## SHORT EXERCISE
Transcribe every line of the listing below without any deviation.

Chart and figure data:
......
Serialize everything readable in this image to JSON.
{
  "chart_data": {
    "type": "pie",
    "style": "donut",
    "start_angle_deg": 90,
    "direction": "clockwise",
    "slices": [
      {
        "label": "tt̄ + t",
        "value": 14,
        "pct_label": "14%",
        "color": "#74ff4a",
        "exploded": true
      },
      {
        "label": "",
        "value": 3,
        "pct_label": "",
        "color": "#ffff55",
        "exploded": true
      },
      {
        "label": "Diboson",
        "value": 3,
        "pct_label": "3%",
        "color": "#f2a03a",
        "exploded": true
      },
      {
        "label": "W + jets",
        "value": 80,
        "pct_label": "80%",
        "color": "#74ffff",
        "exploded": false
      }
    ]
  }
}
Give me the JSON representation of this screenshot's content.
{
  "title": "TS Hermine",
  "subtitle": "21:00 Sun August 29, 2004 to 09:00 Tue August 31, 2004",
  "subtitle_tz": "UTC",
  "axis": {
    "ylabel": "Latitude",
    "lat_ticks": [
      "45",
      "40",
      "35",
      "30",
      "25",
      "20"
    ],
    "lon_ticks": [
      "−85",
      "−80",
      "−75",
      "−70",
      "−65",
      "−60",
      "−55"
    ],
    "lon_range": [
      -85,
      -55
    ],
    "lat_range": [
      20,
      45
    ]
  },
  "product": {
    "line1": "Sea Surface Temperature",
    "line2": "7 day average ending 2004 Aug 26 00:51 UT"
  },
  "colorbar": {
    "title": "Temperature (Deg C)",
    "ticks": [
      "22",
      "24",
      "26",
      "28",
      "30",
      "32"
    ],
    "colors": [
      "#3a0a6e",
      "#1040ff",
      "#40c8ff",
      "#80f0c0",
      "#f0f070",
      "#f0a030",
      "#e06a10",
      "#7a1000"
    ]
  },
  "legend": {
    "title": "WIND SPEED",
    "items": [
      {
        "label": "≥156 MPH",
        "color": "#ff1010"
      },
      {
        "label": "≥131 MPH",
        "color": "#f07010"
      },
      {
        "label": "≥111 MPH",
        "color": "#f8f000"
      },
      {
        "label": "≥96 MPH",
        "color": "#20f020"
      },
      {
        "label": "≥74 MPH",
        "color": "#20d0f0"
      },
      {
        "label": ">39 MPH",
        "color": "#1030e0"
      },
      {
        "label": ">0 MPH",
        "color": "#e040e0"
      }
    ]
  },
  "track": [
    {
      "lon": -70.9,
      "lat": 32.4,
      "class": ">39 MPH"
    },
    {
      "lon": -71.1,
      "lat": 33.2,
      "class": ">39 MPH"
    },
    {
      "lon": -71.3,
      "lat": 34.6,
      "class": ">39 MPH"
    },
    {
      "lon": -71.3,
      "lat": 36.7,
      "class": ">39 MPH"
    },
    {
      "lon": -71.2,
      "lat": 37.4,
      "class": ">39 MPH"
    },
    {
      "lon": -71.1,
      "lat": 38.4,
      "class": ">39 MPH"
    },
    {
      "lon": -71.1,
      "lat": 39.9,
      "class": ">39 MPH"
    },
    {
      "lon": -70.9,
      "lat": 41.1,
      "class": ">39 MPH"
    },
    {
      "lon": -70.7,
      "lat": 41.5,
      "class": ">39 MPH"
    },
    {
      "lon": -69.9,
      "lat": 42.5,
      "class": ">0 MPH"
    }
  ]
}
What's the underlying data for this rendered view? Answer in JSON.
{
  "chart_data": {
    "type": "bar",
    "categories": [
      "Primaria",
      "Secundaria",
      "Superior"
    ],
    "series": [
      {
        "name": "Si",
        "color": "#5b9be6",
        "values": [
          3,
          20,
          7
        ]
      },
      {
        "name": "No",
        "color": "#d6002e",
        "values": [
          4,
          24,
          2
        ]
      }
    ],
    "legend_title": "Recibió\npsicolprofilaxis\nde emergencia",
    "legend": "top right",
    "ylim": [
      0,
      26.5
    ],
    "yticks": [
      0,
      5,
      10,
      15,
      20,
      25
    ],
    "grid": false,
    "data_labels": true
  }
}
......
## EXERCISE SOLUTION
Serialize everything readable in this image to JSON.
{
  "chart_data": {
    "type": "pie",
    "style": "donut",
    "start_angle_deg": 90,
    "direction": "clockwise",
    "slices": [
      {
        "label": "tt̄ + t",
        "value": 14,
        "pct_label": "14%",
        "color": "#74ff4a",
        "exploded": true
      },
      {
        "label": "",
        "value": 3,
        "pct_label": "",
        "color": "#ffff55",
        "exploded": true
      },
      {
        "label": "Diboson",
        "value": 3,
        "pct_label": "3%",
        "color": "#f2a03a",
        "exploded": true
      },
      {
        "label": "W + jets",
        "value": 80,
        "pct_label": "80%",
        "color": "#74ffff",
        "exploded": false
      }
    ]
  }
}
Give me the JSON representation of this screenshot's content.
{
  "title": "TS Hermine",
  "subtitle": "21:00 Sun August 29, 2004 to 09:00 Tue August 31, 2004",
  "subtitle_tz": "UTC",
  "axis": {
    "ylabel": "Latitude",
    "lat_ticks": [
      "45",
      "40",
      "35",
      "30",
      "25",
      "20"
    ],
    "lon_ticks": [
      "−85",
      "−80",
      "−75",
      "−70",
      "−65",
      "−60",
      "−55"
    ],
    "lon_range": [
      -85,
      -55
    ],
    "lat_range": [
      20,
      45
    ]
  },
  "product": {
    "line1": "Sea Surface Temperature",
    "line2": "7 day average ending 2004 Aug 26 00:51 UT"
  },
  "colorbar": {
    "title": "Temperature (Deg C)",
    "ticks": [
      "22",
      "24",
      "26",
      "28",
      "30",
      "32"
    ],
    "colors": [
      "#3a0a6e",
      "#1040ff",
      "#40c8ff",
      "#80f0c0",
      "#f0f070",
      "#f0a030",
      "#e06a10",
      "#7a1000"
    ]
  },
  "legend": {
    "title": "WIND SPEED",
    "items": [
      {
        "label": "≥156 MPH",
        "color": "#ff1010"
      },
      {
        "label": "≥131 MPH",
        "color": "#f07010"
      },
      {
        "label": "≥111 MPH",
        "color": "#f8f000"
      },
      {
        "label": "≥96 MPH",
        "color": "#20f020"
      },
      {
        "label": "≥74 MPH",
        "color": "#20d0f0"
      },
      {
        "label": ">39 MPH",
        "color": "#1030e0"
      },
      {
        "label": ">0 MPH",
        "color": "#e040e0"
      }
    ]
  },
  "track": [
    {
      "lon": -70.9,
      "lat": 32.4,
      "class": ">39 MPH"
    },
    {
      "lon": -71.1,
      "lat": 33.2,
      "class": ">39 MPH"
    },
    {
      "lon": -71.3,
      "lat": 34.6,
      "class": ">39 MPH"
    },
    {
      "lon": -71.3,
      "lat": 36.7,
      "class": ">39 MPH"
    },
    {
      "lon": -71.2,
      "lat": 37.4,
      "class": ">39 MPH"
    },
    {
      "lon": -71.1,
      "lat": 38.4,
      "class": ">39 MPH"
    },
    {
      "lon": -71.1,
      "lat": 39.9,
      "class": ">39 MPH"
    },
    {
      "lon": -70.9,
      "lat": 41.1,
      "class": ">39 MPH"
    },
    {
      "lon": -70.7,
      "lat": 41.5,
      "class": ">39 MPH"
    },
    {
      "lon": -69.9,
      "lat": 42.5,
      "class": ">0 MPH"
    }
  ]
}
What's the underlying data for this rendered view? Answer in JSON.
{
  "chart_data": {
    "type": "bar",
    "categories": [
      "Primaria",
      "Secundaria",
      "Superior"
    ],
    "series": [
      {
        "name": "Si",
        "color": "#5b9be6",
        "values": [
          3,
          20,
          7
        ]
      },
      {
        "name": "No",
        "color": "#d6002e",
        "values": [
          4,
          24,
          2
        ]
      }
    ],
    "legend_title": "Recibió\npsicolprofilaxis\nde emergencia",
    "legend": "top right",
    "ylim": [
      0,
      26.5
    ],
    "yticks": [
      0,
      5,
      10,
      15,
      20,
      25
    ],
    "grid": false,
    "data_labels": true
  }
}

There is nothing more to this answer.